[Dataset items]

□ □ □ □ □

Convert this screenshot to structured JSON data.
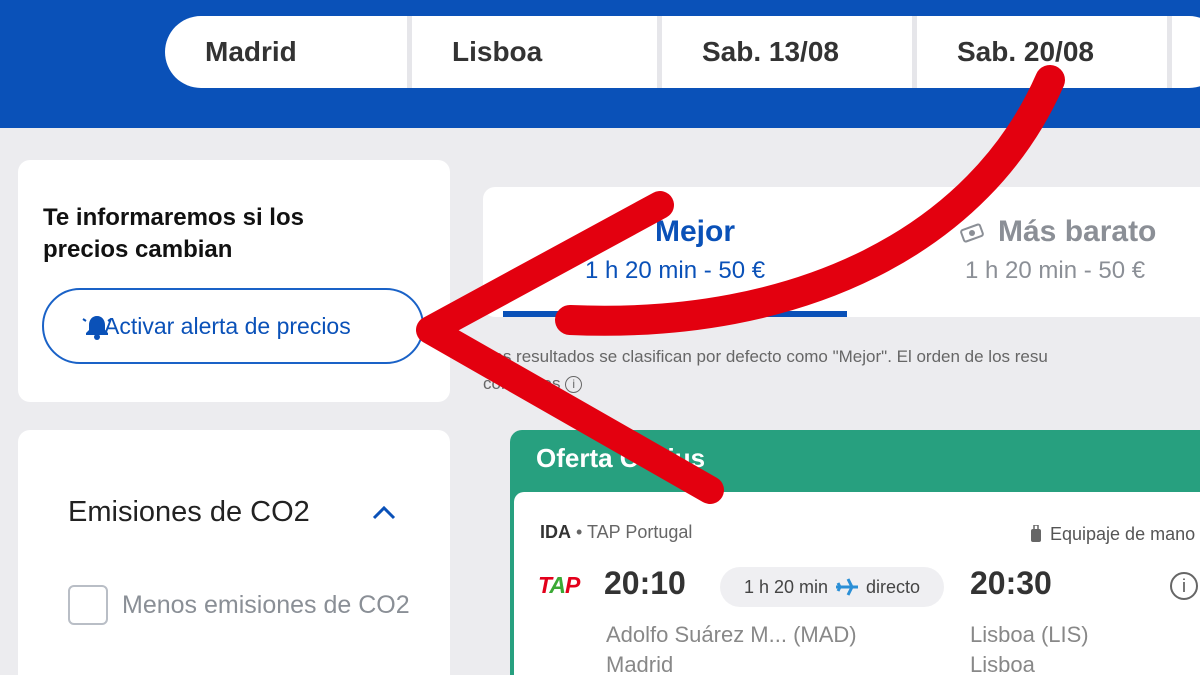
{
  "search": {
    "origin": "Madrid",
    "destination": "Lisboa",
    "depart_date": "Sab. 13/08",
    "return_date": "Sab. 20/08"
  },
  "alert": {
    "title": "Te informaremos si los precios cambian",
    "button_label": "Activar alerta de precios",
    "icon": "bell-icon"
  },
  "filters": {
    "section_title": "Emisiones de CO2",
    "option_label": "Menos emisiones de CO2"
  },
  "sort_tabs": [
    {
      "label": "Mejor",
      "summary": "1 h 20 min - 50 €",
      "icon": "plane-icon"
    },
    {
      "label": "Más barato",
      "summary": "1 h 20 min - 50 €",
      "icon": "money-icon"
    }
  ],
  "sort_note": {
    "line1": "tros resultados se clasifican por defecto como \"Mejor\". El orden de los resu",
    "line2": "comi    tes"
  },
  "offer": {
    "title": "Oferta C    ius",
    "flight": {
      "direction": "IDA",
      "airline": "• TAP Portugal",
      "airline_logo": "TAP",
      "luggage": "Equipaje de mano",
      "depart_time": "20:10",
      "duration": "1 h 20 min",
      "stops": "directo",
      "arrive_time": "20:30",
      "depart_airport": "Adolfo Suárez M... (MAD)",
      "depart_city": "Madrid",
      "arrive_airport": "Lisboa (LIS)",
      "arrive_city": "Lisboa"
    }
  },
  "colors": {
    "brand_blue": "#0a51b8",
    "offer_green": "#27a07f",
    "annotation_red": "#e3000f"
  }
}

□ □ □ □ □

Transcribe every record above exactly as written, leaving out any pictures.

ANSWER IN FULL »
Convert this screenshot to structured JSON data.
{
  "search": {
    "origin": "Madrid",
    "destination": "Lisboa",
    "depart_date": "Sab. 13/08",
    "return_date": "Sab. 20/08"
  },
  "alert": {
    "title": "Te informaremos si los precios cambian",
    "button_label": "Activar alerta de precios",
    "icon": "bell-icon"
  },
  "filters": {
    "section_title": "Emisiones de CO2",
    "option_label": "Menos emisiones de CO2"
  },
  "sort_tabs": [
    {
      "label": "Mejor",
      "summary": "1 h 20 min - 50 €",
      "icon": "plane-icon"
    },
    {
      "label": "Más barato",
      "summary": "1 h 20 min - 50 €",
      "icon": "money-icon"
    }
  ],
  "sort_note": {
    "line1": "tros resultados se clasifican por defecto como \"Mejor\". El orden de los resu",
    "line2": "comi    tes"
  },
  "offer": {
    "title": "Oferta C    ius",
    "flight": {
      "direction": "IDA",
      "airline": "• TAP Portugal",
      "airline_logo": "TAP",
      "luggage": "Equipaje de mano",
      "depart_time": "20:10",
      "duration": "1 h 20 min",
      "stops": "directo",
      "arrive_time": "20:30",
      "depart_airport": "Adolfo Suárez M... (MAD)",
      "depart_city": "Madrid",
      "arrive_airport": "Lisboa (LIS)",
      "arrive_city": "Lisboa"
    }
  },
  "colors": {
    "brand_blue": "#0a51b8",
    "offer_green": "#27a07f",
    "annotation_red": "#e3000f"
  }
}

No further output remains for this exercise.